MATERIAL PROVIDED start
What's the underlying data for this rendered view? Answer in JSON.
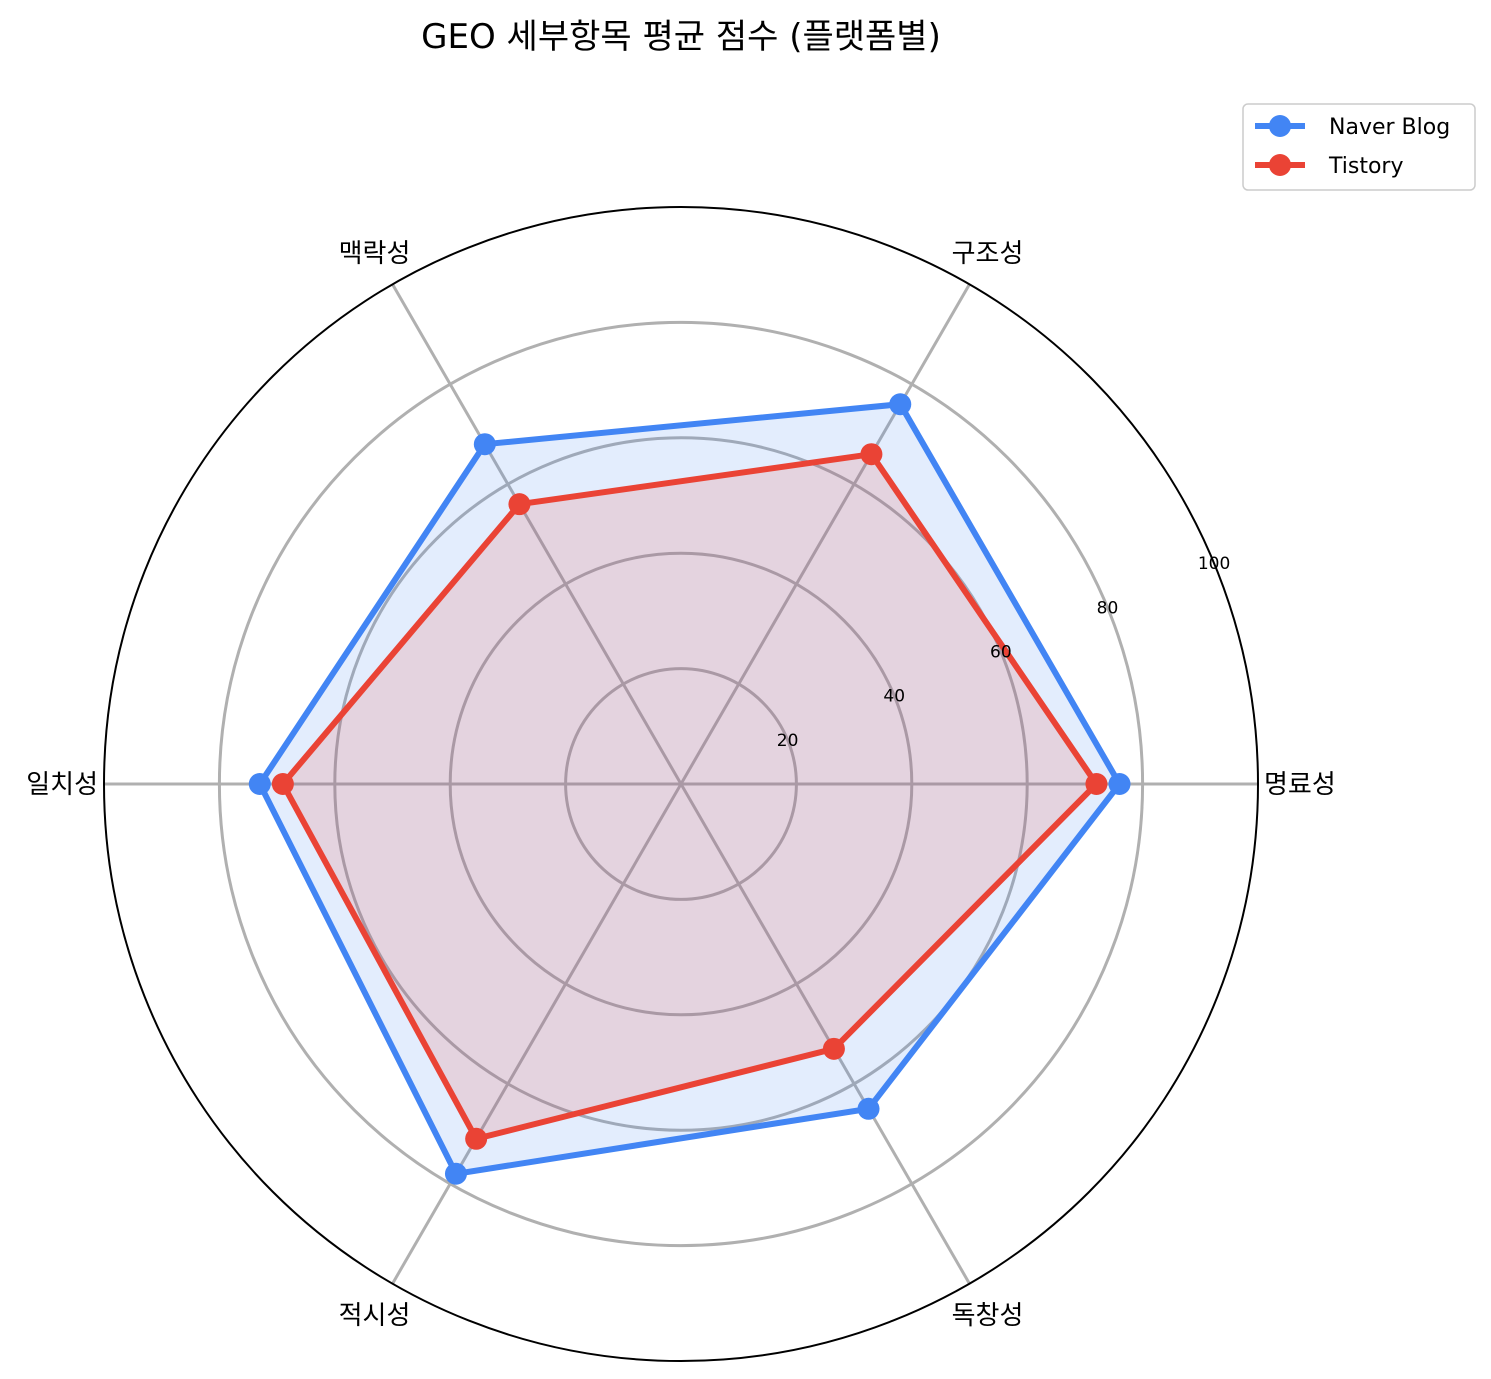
{
  "chart_data": {
    "type": "radar",
    "title": "GEO 세부항목 평균 점수 (플랫폼별)",
    "categories": [
      "명료성",
      "구조성",
      "맥락성",
      "일치성",
      "적시성",
      "독창성"
    ],
    "series": [
      {
        "name": "Naver Blog",
        "values": [
          76,
          76,
          68,
          73,
          78,
          65
        ],
        "color": "#4285f4"
      },
      {
        "name": "Tistory",
        "values": [
          72,
          66,
          56,
          69,
          71,
          53
        ],
        "color": "#ea4335"
      }
    ],
    "rlim": [
      0,
      100
    ],
    "rticks": [
      20,
      40,
      60,
      80,
      100
    ],
    "grid": true,
    "legend": "top-right"
  }
}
MATERIAL PROVIDED end
**DIRECTIONS FOR THIS TASK**
All the material shown above is to be copied exactly, with no pictures carried over.

**RESULT OF THIS EXERCISE**
What's the underlying data for this rendered view? Answer in JSON.
{
  "chart_data": {
    "type": "radar",
    "title": "GEO 세부항목 평균 점수 (플랫폼별)",
    "categories": [
      "명료성",
      "구조성",
      "맥락성",
      "일치성",
      "적시성",
      "독창성"
    ],
    "series": [
      {
        "name": "Naver Blog",
        "values": [
          76,
          76,
          68,
          73,
          78,
          65
        ],
        "color": "#4285f4"
      },
      {
        "name": "Tistory",
        "values": [
          72,
          66,
          56,
          69,
          71,
          53
        ],
        "color": "#ea4335"
      }
    ],
    "rlim": [
      0,
      100
    ],
    "rticks": [
      20,
      40,
      60,
      80,
      100
    ],
    "grid": true,
    "legend": "top-right"
  }
}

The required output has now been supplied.